== MATERIAL PROVIDED
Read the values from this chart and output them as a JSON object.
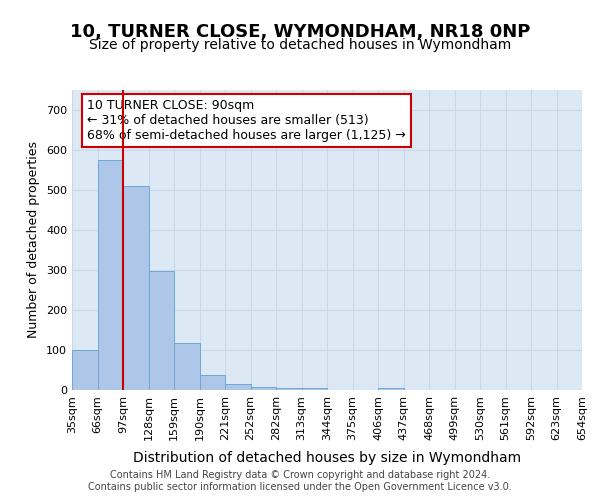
{
  "title": "10, TURNER CLOSE, WYMONDHAM, NR18 0NP",
  "subtitle": "Size of property relative to detached houses in Wymondham",
  "xlabel": "Distribution of detached houses by size in Wymondham",
  "ylabel": "Number of detached properties",
  "bins": [
    "35sqm",
    "66sqm",
    "97sqm",
    "128sqm",
    "159sqm",
    "190sqm",
    "221sqm",
    "252sqm",
    "282sqm",
    "313sqm",
    "344sqm",
    "375sqm",
    "406sqm",
    "437sqm",
    "468sqm",
    "499sqm",
    "530sqm",
    "561sqm",
    "592sqm",
    "623sqm",
    "654sqm"
  ],
  "bar_values": [
    100,
    575,
    510,
    298,
    117,
    37,
    15,
    8,
    5,
    5,
    0,
    0,
    6,
    0,
    0,
    0,
    0,
    0,
    0,
    0
  ],
  "bar_color": "#aec6e8",
  "bar_edge_color": "#6fa8d6",
  "grid_color": "#c8d8ea",
  "background_color": "#dce9f5",
  "vline_color": "#cc0000",
  "annotation_text": "10 TURNER CLOSE: 90sqm\n← 31% of detached houses are smaller (513)\n68% of semi-detached houses are larger (1,125) →",
  "annotation_box_color": "#ffffff",
  "annotation_box_edge": "#cc0000",
  "ylim": [
    0,
    750
  ],
  "yticks": [
    0,
    100,
    200,
    300,
    400,
    500,
    600,
    700
  ],
  "footer": "Contains HM Land Registry data © Crown copyright and database right 2024.\nContains public sector information licensed under the Open Government Licence v3.0.",
  "title_fontsize": 13,
  "subtitle_fontsize": 10,
  "xlabel_fontsize": 10,
  "ylabel_fontsize": 9,
  "tick_fontsize": 8,
  "annot_fontsize": 9
}
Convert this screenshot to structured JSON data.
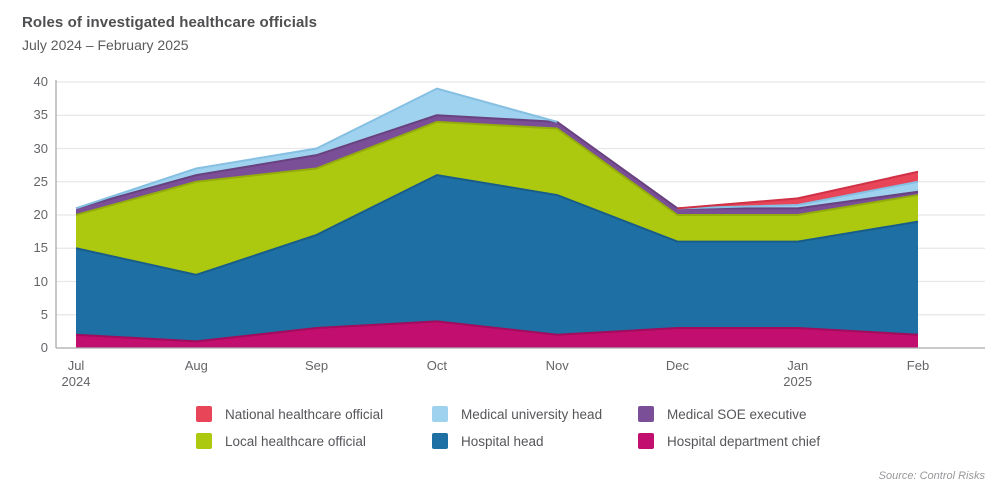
{
  "title": "Roles of investigated healthcare officials",
  "subtitle": "July 2024 – February 2025",
  "source": "Source: Control Risks",
  "colors": {
    "national": "#e84558",
    "university": "#9fd2ee",
    "soe": "#7b4f97",
    "local": "#adc90f",
    "hospital_head": "#1e6fa3",
    "department_chief": "#c20e6e",
    "gridline": "#e5e7e9",
    "axis": "#a9aaad"
  },
  "legend": {
    "items": [
      {
        "label": "National healthcare official",
        "color": "#e84558"
      },
      {
        "label": "Medical university head",
        "color": "#9fd2ee"
      },
      {
        "label": "Medical SOE executive",
        "color": "#7b4f97"
      },
      {
        "label": "Local healthcare official",
        "color": "#adc90f"
      },
      {
        "label": "Hospital head",
        "color": "#1e6fa3"
      },
      {
        "label": "Hospital department chief",
        "color": "#c20e6e"
      }
    ]
  },
  "chart_data": {
    "type": "area",
    "stacked": true,
    "title": "Roles of investigated healthcare officials",
    "subtitle": "July 2024 – February 2025",
    "categories": [
      "Jul",
      "Aug",
      "Sep",
      "Oct",
      "Nov",
      "Dec",
      "Jan",
      "Feb"
    ],
    "year_labels": [
      {
        "index": 0,
        "label": "2024"
      },
      {
        "index": 6,
        "label": "2025"
      }
    ],
    "ylim": [
      0,
      40
    ],
    "y_ticks": [
      0,
      5,
      10,
      15,
      20,
      25,
      30,
      35,
      40
    ],
    "grid": true,
    "legend_position": "bottom",
    "series": [
      {
        "name": "Hospital department chief",
        "color": "#c20e6e",
        "edge": "#a30b5c",
        "values": [
          2,
          1,
          3,
          4,
          2,
          3,
          3,
          2
        ]
      },
      {
        "name": "Hospital head",
        "color": "#1e6fa3",
        "edge": "#185d8a",
        "values": [
          13,
          10,
          14,
          22,
          21,
          13,
          13,
          17
        ]
      },
      {
        "name": "Local healthcare official",
        "color": "#adc90f",
        "edge": "#93ad0a",
        "values": [
          5,
          14,
          10,
          8,
          10,
          4,
          4,
          4
        ]
      },
      {
        "name": "Medical SOE executive",
        "color": "#7b4f97",
        "edge": "#68417f",
        "values": [
          1,
          1,
          2,
          1,
          1,
          1,
          1,
          0.5
        ]
      },
      {
        "name": "Medical university head",
        "color": "#9fd2ee",
        "edge": "#85bfe2",
        "values": [
          0,
          1,
          1,
          4,
          0,
          0,
          0.5,
          1.5
        ]
      },
      {
        "name": "National healthcare official",
        "color": "#e84558",
        "edge": "#cf3146",
        "values": [
          0,
          0,
          0,
          0,
          0,
          0,
          1,
          1.5
        ]
      }
    ]
  }
}
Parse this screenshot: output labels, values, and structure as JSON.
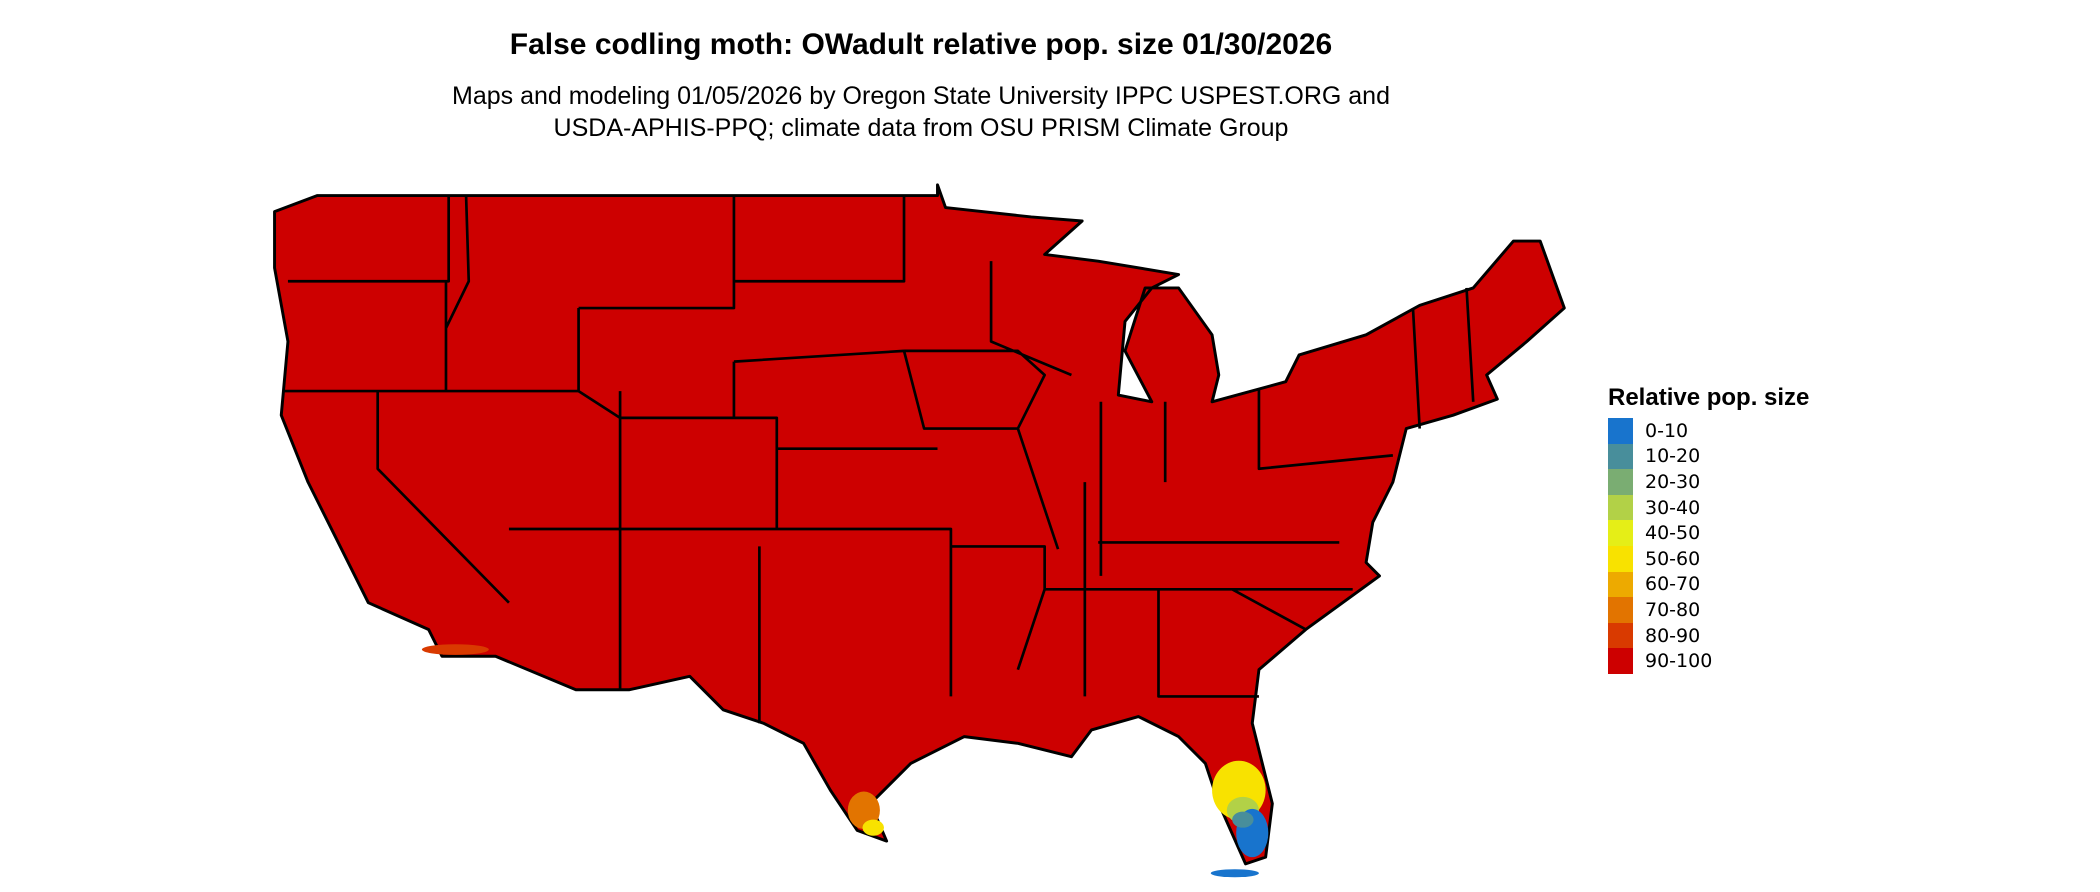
{
  "title": "False codling moth: OWadult relative pop. size 01/30/2026",
  "subtitle_line1": "Maps and modeling 01/05/2026 by Oregon State University IPPC USPEST.ORG and",
  "subtitle_line2": "USDA-APHIS-PPQ; climate data from OSU PRISM Climate Group",
  "legend": {
    "title": "Relative pop. size",
    "items": [
      {
        "label": "0-10",
        "color": "#1874CD"
      },
      {
        "label": "10-20",
        "color": "#488E9B"
      },
      {
        "label": "20-30",
        "color": "#7AAD72"
      },
      {
        "label": "30-40",
        "color": "#B2D147"
      },
      {
        "label": "40-50",
        "color": "#E5EE17"
      },
      {
        "label": "50-60",
        "color": "#F8E200"
      },
      {
        "label": "60-70",
        "color": "#EDAA00"
      },
      {
        "label": "70-80",
        "color": "#E27400"
      },
      {
        "label": "80-90",
        "color": "#D93A00"
      },
      {
        "label": "90-100",
        "color": "#CD0000"
      }
    ]
  },
  "map": {
    "region": "Contiguous United States",
    "dominant_class": "90-100"
  }
}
====
◆ INSTRUCTION: Set every line down exactly as written, leaving each picture out.

◆ SOLUTION FOR THIS EXERCISE:
Read the values from this chart and output them as a JSON object.
{
  "title": "10, TURNER CLOSE, WYMONDHAM, NR18 0NP",
  "subtitle": "Size of property relative to detached houses in Wymondham",
  "xlabel": "Distribution of detached houses by size in Wymondham",
  "ylabel": "Number of detached properties",
  "bins": [
    "35sqm",
    "66sqm",
    "97sqm",
    "128sqm",
    "159sqm",
    "190sqm",
    "221sqm",
    "252sqm",
    "282sqm",
    "313sqm",
    "344sqm",
    "375sqm",
    "406sqm",
    "437sqm",
    "468sqm",
    "499sqm",
    "530sqm",
    "561sqm",
    "592sqm",
    "623sqm",
    "654sqm"
  ],
  "bar_values": [
    100,
    575,
    510,
    298,
    117,
    37,
    15,
    8,
    5,
    5,
    0,
    0,
    6,
    0,
    0,
    0,
    0,
    0,
    0,
    0
  ],
  "bar_color": "#aec6e8",
  "bar_edge_color": "#6fa8d6",
  "grid_color": "#c8d8ea",
  "background_color": "#dce9f5",
  "vline_color": "#cc0000",
  "annotation_text": "10 TURNER CLOSE: 90sqm\n← 31% of detached houses are smaller (513)\n68% of semi-detached houses are larger (1,125) →",
  "annotation_box_color": "#ffffff",
  "annotation_box_edge": "#cc0000",
  "ylim": [
    0,
    750
  ],
  "yticks": [
    0,
    100,
    200,
    300,
    400,
    500,
    600,
    700
  ],
  "footer": "Contains HM Land Registry data © Crown copyright and database right 2024.\nContains public sector information licensed under the Open Government Licence v3.0.",
  "title_fontsize": 13,
  "subtitle_fontsize": 10,
  "xlabel_fontsize": 10,
  "ylabel_fontsize": 9,
  "tick_fontsize": 8,
  "annot_fontsize": 9
}
Convert this screenshot to structured JSON data.
{
  "title": "Roles of investigated healthcare officials",
  "subtitle": "July 2024 – February 2025",
  "source": "Source: Control Risks",
  "colors": {
    "national": "#e84558",
    "university": "#9fd2ee",
    "soe": "#7b4f97",
    "local": "#adc90f",
    "hospital_head": "#1e6fa3",
    "department_chief": "#c20e6e",
    "gridline": "#e5e7e9",
    "axis": "#a9aaad"
  },
  "legend": {
    "items": [
      {
        "label": "National healthcare official",
        "color": "#e84558"
      },
      {
        "label": "Medical university head",
        "color": "#9fd2ee"
      },
      {
        "label": "Medical SOE executive",
        "color": "#7b4f97"
      },
      {
        "label": "Local healthcare official",
        "color": "#adc90f"
      },
      {
        "label": "Hospital head",
        "color": "#1e6fa3"
      },
      {
        "label": "Hospital department chief",
        "color": "#c20e6e"
      }
    ]
  },
  "chart_data": {
    "type": "area",
    "stacked": true,
    "title": "Roles of investigated healthcare officials",
    "subtitle": "July 2024 – February 2025",
    "categories": [
      "Jul",
      "Aug",
      "Sep",
      "Oct",
      "Nov",
      "Dec",
      "Jan",
      "Feb"
    ],
    "year_labels": [
      {
        "index": 0,
        "label": "2024"
      },
      {
        "index": 6,
        "label": "2025"
      }
    ],
    "ylim": [
      0,
      40
    ],
    "y_ticks": [
      0,
      5,
      10,
      15,
      20,
      25,
      30,
      35,
      40
    ],
    "grid": true,
    "legend_position": "bottom",
    "series": [
      {
        "name": "Hospital department chief",
        "color": "#c20e6e",
        "edge": "#a30b5c",
        "values": [
          2,
          1,
          3,
          4,
          2,
          3,
          3,
          2
        ]
      },
      {
        "name": "Hospital head",
        "color": "#1e6fa3",
        "edge": "#185d8a",
        "values": [
          13,
          10,
          14,
          22,
          21,
          13,
          13,
          17
        ]
      },
      {
        "name": "Local healthcare official",
        "color": "#adc90f",
        "edge": "#93ad0a",
        "values": [
          5,
          14,
          10,
          8,
          10,
          4,
          4,
          4
        ]
      },
      {
        "name": "Medical SOE executive",
        "color": "#7b4f97",
        "edge": "#68417f",
        "values": [
          1,
          1,
          2,
          1,
          1,
          1,
          1,
          0.5
        ]
      },
      {
        "name": "Medical university head",
        "color": "#9fd2ee",
        "edge": "#85bfe2",
        "values": [
          0,
          1,
          1,
          4,
          0,
          0,
          0.5,
          1.5
        ]
      },
      {
        "name": "National healthcare official",
        "color": "#e84558",
        "edge": "#cf3146",
        "values": [
          0,
          0,
          0,
          0,
          0,
          0,
          1,
          1.5
        ]
      }
    ]
  }
}
Parse this screenshot: output labels, values, and structure as JSON.
{
  "title": "False codling moth: OWadult relative pop. size 01/30/2026",
  "subtitle_line1": "Maps and modeling 01/05/2026 by Oregon State University IPPC USPEST.ORG and",
  "subtitle_line2": "USDA-APHIS-PPQ; climate data from OSU PRISM Climate Group",
  "legend": {
    "title": "Relative pop. size",
    "items": [
      {
        "label": "0-10",
        "color": "#1874CD"
      },
      {
        "label": "10-20",
        "color": "#488E9B"
      },
      {
        "label": "20-30",
        "color": "#7AAD72"
      },
      {
        "label": "30-40",
        "color": "#B2D147"
      },
      {
        "label": "40-50",
        "color": "#E5EE17"
      },
      {
        "label": "50-60",
        "color": "#F8E200"
      },
      {
        "label": "60-70",
        "color": "#EDAA00"
      },
      {
        "label": "70-80",
        "color": "#E27400"
      },
      {
        "label": "80-90",
        "color": "#D93A00"
      },
      {
        "label": "90-100",
        "color": "#CD0000"
      }
    ]
  },
  "map": {
    "region": "Contiguous United States",
    "dominant_class": "90-100"
  }
}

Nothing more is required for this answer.